ARTICLE:

-*-*-

Sullivan v. O'Neal

66 Tex. 433 | Tex. | 1886

Robertson, Associate Justice.

O’Neal and Dan and Horace Teamans were the owners of a tract of land in McMullen county, and *435they contracted to sell an undivided fourth to Portilla Lee. This contract was verbal. Subsequently a partition was made and one-fourth of the tract was set apart for Lee. Lee paid something more than half the purchase money, and also paid to the vendors his share of the expense of building a fence, which was erected, around the entire tract of land. The partition was verbal, and whilst one of the Tea-mans was not a party to it, he subsequently ratified what was done by the other parties. No deed was to be made to Lee until the purchase money was paid, and Lee never had actual possession of any part of the land.

In this situation an execution against Lee was levied upon the tract set apart to bim in the parol partition, and it was sold and purchased by the plaintiff in execution, who brought this suit against Lee, O’Neal and the Teamans, to recover the land, and upon tender by the plaintiff of the balance of the purchase money due by Lee, there was prayer for specific performance of the contract of sale. A trial resulted in a general judgment for the defendants, from which the plaintiff has appealed.

The judgment ought to be affirmed, unless at the time of the levy there had been such part performance of the parol contract between Lee and the owners of the land, as entitled him in equity upon the payment of the balance of the purchase money, to compel the former owners to make him a deed. Unless a fraud will result from the unhindered operation of the statute, which prohibits the enforcement of parol contracts for the sale of land, equity will not interpose. Ann Berta Lodge v. Leverton, 42 Tex., 21.

-*-*-

(Dataset rows)
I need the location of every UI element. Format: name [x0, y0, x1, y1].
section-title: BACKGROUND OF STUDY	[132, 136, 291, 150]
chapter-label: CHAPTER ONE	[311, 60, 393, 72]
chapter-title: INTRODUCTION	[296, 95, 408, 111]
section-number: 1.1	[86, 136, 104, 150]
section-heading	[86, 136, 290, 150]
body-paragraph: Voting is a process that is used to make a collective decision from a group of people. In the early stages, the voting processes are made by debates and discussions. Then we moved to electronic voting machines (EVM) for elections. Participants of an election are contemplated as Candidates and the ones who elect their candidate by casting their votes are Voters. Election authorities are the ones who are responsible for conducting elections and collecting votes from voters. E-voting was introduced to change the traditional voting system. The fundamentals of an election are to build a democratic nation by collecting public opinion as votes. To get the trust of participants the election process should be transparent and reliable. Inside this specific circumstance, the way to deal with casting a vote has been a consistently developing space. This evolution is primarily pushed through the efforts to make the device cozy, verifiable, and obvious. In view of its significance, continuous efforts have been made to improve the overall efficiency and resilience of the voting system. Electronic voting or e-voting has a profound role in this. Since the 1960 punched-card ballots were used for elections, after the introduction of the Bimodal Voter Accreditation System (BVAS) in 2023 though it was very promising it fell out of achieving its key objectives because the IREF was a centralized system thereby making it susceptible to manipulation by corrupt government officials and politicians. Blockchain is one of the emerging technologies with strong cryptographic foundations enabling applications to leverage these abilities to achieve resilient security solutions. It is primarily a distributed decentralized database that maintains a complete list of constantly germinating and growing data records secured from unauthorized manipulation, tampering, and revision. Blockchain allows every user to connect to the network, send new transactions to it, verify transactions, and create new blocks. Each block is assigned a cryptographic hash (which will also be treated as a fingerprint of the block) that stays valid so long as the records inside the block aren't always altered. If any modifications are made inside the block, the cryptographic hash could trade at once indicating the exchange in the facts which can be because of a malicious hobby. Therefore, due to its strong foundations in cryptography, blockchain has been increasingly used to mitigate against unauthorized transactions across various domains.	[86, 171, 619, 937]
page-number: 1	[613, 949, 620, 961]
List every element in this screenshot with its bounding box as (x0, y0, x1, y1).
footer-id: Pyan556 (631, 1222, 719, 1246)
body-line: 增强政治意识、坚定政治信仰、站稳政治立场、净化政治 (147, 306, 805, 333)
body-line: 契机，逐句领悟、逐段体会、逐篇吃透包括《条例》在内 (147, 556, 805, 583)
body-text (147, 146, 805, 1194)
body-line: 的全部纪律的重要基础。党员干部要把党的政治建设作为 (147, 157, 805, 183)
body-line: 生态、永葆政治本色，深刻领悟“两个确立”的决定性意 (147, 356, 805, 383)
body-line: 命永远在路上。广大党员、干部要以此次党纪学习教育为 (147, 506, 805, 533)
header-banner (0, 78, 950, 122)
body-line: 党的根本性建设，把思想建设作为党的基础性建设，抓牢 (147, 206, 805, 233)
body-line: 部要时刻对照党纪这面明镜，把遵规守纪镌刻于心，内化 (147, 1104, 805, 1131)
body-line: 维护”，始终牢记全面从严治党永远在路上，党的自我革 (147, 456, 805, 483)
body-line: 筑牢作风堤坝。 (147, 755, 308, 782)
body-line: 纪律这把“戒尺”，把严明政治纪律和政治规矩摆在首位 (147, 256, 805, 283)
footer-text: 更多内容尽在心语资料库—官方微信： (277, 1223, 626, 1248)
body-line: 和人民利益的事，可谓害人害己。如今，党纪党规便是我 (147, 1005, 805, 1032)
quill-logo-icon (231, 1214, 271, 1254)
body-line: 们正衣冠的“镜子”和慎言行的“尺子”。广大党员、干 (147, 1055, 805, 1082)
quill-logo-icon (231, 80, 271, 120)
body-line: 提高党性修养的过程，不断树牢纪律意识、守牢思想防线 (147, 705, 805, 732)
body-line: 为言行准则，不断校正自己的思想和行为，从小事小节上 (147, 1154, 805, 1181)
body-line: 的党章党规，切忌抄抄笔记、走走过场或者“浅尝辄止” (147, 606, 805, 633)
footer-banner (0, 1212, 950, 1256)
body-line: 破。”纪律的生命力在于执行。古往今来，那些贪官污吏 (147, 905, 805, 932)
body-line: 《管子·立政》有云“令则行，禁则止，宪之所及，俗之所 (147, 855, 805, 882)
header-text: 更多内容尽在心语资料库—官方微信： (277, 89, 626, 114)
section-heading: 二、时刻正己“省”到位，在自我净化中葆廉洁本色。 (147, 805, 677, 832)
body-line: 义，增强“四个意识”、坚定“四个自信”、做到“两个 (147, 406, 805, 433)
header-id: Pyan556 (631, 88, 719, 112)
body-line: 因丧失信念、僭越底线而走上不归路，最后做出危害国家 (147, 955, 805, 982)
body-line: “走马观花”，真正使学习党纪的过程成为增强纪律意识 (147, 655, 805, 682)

-*-*-

WHAT YOU NEED TO DO:
A: In the Sullivan v. O'Neal opinion, what share of the McMullen county tract did the owners contract to sell to Portilla Lee?
B: Output the stretch of the Sullivan v. O'Neal opinion from "O’Neal and Dan" through "of the land.".
Nothing in the records is required for this work.

SOLUTIONS FOR EACH TASK:
A: An undivided fourth.

B:
O’Neal and Dan and Horace Teamans were the owners of a tract of land in McMullen county, and *435they contracted to sell an undivided fourth to Portilla Lee. This contract was verbal. Subsequently a partition was made and one-fourth of the tract was set apart for Lee. Lee paid something more than half the purchase money, and also paid to the vendors his share of the expense of building a fence, which was erected, around the entire tract of land. The partition was verbal, and whilst one of the Tea-mans was not a party to it, he subsequently ratified what was done by the other parties. No deed was to be made to Lee until the purchase money was paid, and Lee never had actual possession of any part of the land.